Extracted records
++++

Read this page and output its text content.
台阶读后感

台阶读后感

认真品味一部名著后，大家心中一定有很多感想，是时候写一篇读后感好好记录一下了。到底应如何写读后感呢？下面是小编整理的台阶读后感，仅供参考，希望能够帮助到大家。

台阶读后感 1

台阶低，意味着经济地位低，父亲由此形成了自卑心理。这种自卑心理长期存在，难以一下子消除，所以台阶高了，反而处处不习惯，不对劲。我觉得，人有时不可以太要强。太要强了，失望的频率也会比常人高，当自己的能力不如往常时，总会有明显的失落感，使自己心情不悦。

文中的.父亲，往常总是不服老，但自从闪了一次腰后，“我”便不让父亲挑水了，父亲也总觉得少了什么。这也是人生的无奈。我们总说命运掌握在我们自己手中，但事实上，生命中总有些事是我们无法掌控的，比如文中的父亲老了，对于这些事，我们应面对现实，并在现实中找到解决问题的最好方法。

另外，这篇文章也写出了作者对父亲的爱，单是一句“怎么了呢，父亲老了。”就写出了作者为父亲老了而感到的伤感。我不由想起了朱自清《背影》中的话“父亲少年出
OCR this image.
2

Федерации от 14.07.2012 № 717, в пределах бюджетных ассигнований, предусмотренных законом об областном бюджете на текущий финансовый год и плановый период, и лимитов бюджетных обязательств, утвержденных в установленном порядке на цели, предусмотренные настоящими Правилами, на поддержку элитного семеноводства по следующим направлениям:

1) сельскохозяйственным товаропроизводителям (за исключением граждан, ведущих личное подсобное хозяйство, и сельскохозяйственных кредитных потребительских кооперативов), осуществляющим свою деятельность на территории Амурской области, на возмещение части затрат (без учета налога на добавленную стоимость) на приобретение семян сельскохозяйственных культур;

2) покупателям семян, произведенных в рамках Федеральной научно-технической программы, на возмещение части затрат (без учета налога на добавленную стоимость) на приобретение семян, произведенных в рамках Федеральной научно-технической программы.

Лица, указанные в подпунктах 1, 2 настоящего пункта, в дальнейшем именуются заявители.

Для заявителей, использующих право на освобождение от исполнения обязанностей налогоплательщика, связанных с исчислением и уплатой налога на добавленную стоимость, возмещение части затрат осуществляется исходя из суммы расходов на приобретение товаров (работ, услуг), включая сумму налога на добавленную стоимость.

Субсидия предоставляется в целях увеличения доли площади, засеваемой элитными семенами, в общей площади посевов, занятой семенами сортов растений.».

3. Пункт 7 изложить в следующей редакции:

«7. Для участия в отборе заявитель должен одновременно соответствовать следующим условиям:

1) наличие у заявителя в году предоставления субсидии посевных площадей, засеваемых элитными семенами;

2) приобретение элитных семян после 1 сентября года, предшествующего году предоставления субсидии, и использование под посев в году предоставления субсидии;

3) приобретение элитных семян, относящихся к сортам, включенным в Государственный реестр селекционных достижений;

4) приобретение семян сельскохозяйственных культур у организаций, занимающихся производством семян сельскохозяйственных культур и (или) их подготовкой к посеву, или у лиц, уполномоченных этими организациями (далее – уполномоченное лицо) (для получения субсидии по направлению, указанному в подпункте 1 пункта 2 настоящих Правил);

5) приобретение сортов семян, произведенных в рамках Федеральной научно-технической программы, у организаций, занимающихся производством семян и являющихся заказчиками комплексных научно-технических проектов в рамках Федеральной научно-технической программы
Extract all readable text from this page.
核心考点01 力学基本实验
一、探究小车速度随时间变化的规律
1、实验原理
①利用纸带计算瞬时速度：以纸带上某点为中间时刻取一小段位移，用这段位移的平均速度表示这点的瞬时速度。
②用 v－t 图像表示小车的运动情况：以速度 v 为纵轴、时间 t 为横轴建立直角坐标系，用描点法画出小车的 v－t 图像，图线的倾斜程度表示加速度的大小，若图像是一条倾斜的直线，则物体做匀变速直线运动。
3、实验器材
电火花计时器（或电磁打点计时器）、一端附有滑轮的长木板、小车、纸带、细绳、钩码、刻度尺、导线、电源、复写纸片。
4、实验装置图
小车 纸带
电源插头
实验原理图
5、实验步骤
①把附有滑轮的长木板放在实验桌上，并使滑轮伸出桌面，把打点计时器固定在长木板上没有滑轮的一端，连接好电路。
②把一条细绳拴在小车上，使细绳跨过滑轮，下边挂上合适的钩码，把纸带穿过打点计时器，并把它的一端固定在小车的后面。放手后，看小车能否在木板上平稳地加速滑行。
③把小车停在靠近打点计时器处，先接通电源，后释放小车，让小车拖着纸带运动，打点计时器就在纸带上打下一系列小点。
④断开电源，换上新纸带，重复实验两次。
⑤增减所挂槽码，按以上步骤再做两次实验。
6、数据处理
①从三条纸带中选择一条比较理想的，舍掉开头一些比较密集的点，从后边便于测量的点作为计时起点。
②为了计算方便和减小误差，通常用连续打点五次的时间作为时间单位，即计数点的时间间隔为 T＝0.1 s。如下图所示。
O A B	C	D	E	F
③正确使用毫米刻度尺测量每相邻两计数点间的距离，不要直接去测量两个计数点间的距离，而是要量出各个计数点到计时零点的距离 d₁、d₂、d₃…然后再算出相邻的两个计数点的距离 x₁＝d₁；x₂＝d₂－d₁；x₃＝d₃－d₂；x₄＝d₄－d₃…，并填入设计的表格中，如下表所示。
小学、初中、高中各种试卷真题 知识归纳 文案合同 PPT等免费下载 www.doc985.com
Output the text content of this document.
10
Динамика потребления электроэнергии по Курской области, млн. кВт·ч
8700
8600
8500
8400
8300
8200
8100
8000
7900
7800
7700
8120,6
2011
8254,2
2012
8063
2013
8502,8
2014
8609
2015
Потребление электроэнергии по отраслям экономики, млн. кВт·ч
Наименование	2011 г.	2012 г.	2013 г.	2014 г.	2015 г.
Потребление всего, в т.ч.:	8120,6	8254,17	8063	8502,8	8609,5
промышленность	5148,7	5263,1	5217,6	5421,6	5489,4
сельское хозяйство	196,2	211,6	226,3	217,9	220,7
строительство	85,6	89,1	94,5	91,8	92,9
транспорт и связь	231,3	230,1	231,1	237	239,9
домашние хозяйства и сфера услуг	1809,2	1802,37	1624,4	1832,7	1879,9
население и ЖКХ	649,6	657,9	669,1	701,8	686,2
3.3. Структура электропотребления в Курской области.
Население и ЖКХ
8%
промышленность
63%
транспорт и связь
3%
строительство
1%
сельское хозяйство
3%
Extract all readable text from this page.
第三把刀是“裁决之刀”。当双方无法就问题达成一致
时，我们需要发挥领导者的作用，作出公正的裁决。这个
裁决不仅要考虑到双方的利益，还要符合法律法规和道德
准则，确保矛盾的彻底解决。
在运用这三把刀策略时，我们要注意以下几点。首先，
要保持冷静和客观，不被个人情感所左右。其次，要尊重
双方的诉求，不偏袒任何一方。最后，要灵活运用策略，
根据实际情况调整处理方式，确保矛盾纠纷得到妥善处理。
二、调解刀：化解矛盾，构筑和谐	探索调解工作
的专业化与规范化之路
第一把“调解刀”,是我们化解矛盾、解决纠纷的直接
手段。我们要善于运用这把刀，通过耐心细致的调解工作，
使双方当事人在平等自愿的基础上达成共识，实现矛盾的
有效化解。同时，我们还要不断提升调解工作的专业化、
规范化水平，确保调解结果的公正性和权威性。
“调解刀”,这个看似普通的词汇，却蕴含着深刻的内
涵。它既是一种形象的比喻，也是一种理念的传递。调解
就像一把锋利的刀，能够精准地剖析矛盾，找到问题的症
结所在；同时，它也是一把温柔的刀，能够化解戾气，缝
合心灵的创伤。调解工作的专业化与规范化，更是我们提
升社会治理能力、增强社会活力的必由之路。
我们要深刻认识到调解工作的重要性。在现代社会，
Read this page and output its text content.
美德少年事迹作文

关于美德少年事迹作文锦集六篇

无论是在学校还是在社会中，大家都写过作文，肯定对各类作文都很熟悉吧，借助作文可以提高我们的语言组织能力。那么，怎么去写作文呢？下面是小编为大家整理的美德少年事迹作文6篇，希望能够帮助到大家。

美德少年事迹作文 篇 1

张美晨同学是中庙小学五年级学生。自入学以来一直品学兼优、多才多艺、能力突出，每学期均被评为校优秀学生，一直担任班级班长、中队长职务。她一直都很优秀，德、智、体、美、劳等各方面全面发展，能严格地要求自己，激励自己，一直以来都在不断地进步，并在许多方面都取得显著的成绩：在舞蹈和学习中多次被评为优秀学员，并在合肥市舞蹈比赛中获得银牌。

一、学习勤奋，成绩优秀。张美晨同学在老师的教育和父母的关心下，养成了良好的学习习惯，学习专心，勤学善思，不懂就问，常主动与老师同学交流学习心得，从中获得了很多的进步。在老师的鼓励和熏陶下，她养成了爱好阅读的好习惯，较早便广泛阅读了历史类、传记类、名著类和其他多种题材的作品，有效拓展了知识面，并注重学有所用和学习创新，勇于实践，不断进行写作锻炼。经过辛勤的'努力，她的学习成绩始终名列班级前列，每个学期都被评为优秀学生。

++++

__Set exercise__: Tally every line of the data that holds the word "транспорт" and write the count alone.

__Answer to this problem__: 2